Aim: Copy every line of the listing that holds the string "PUBLIC".

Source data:

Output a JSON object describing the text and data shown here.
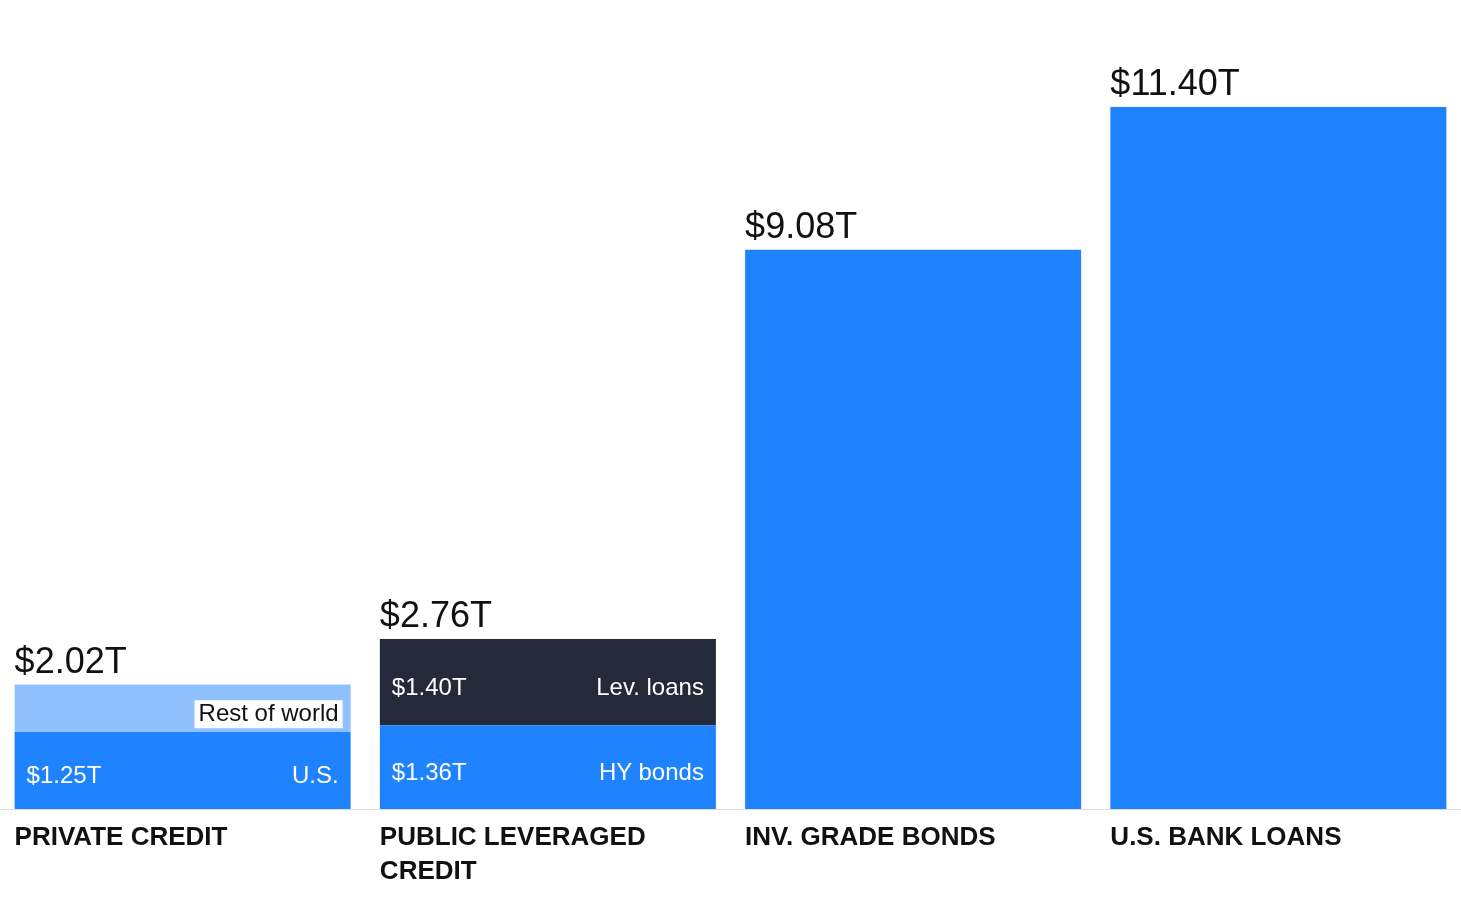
{
  "chart_data": {
    "type": "bar",
    "stacked": true,
    "legend": false,
    "grid": false,
    "tick_labels": "x",
    "categories": [
      "PRIVATE CREDIT",
      "PUBLIC LEVERAGED CREDIT",
      "INV. GRADE BONDS",
      "U.S. BANK LOANS"
    ],
    "series": [
      {
        "name": "U.S.",
        "color": "#1f82ff",
        "values": [
          1.25,
          null,
          null,
          null
        ],
        "value_labels": [
          "$1.25T",
          null,
          null,
          null
        ]
      },
      {
        "name": "HY bonds",
        "color": "#1f82ff",
        "values": [
          null,
          1.36,
          null,
          null
        ],
        "value_labels": [
          null,
          "$1.36T",
          null,
          null
        ]
      },
      {
        "color": "#1f82ff",
        "values": [
          null,
          null,
          9.08,
          11.4
        ]
      },
      {
        "name": "Rest of world",
        "color": "#8fc1ff",
        "values": [
          0.77,
          null,
          null,
          null
        ]
      },
      {
        "name": "Lev. loans",
        "color": "#252a3a",
        "values": [
          null,
          1.4,
          null,
          null
        ],
        "value_labels": [
          null,
          "$1.40T",
          null,
          null
        ]
      }
    ],
    "annotations": [
      {
        "text": "$2.02T",
        "x": "PRIVATE CREDIT",
        "y": 2.02
      },
      {
        "text": "$2.76T",
        "x": "PUBLIC LEVERAGED CREDIT",
        "y": 2.76
      },
      {
        "text": "$9.08T",
        "x": "INV. GRADE BONDS",
        "y": 9.08
      },
      {
        "text": "$11.40T",
        "x": "U.S. BANK LOANS",
        "y": 11.4
      }
    ]
  }
}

Exercise answer:
      "PUBLIC LEVERAGED CREDIT",
        "x": "PUBLIC LEVERAGED CREDIT",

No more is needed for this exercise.